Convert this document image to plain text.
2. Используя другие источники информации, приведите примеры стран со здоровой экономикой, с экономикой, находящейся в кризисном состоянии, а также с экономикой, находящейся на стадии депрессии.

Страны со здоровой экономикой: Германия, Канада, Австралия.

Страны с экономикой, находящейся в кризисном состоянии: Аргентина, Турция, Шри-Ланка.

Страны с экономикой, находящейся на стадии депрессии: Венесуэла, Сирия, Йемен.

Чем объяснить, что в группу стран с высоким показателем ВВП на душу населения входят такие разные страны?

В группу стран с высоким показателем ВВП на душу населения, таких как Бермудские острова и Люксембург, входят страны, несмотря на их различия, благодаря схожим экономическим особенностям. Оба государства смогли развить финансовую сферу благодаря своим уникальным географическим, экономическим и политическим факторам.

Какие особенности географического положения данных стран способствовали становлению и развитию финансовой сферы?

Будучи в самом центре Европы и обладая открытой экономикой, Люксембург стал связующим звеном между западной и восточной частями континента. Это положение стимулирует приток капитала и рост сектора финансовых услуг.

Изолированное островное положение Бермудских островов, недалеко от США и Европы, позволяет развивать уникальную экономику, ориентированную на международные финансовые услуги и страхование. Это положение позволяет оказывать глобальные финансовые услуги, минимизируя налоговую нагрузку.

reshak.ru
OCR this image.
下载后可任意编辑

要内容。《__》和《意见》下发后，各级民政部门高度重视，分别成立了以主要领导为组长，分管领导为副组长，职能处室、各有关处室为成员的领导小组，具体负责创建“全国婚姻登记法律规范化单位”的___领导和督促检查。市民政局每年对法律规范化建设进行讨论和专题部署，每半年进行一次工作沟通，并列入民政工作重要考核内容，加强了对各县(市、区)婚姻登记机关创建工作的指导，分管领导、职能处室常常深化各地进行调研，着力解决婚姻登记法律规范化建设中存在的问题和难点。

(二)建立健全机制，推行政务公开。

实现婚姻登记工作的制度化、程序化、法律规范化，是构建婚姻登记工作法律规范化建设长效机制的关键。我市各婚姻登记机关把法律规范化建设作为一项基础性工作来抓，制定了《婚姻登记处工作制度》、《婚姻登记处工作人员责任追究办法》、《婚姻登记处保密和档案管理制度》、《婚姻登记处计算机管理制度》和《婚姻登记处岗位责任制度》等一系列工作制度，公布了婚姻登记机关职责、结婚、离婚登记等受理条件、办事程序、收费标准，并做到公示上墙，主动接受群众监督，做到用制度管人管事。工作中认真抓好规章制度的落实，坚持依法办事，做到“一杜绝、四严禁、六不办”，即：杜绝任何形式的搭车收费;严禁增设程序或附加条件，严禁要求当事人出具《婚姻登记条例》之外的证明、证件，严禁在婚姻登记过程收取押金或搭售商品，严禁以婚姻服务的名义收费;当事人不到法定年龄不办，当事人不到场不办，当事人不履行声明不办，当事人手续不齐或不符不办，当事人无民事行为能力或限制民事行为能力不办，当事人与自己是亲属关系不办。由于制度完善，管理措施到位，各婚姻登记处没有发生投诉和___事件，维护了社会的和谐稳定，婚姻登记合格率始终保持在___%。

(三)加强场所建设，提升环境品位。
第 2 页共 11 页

What is asked: Reproduce each line holding the word "находящейся".

Problem solution:
2. Используя другие источники информации, приведите примеры стран со здоровой экономикой, с экономикой, находящейся в кризисном состоянии, а также с экономикой, находящейся на стадии депрессии.
Страны с экономикой, находящейся в кризисном состоянии: Аргентина, Турция, Шри-Ланка.
Страны с экономикой, находящейся на стадии депрессии: Венесуэла, Сирия, Йемен.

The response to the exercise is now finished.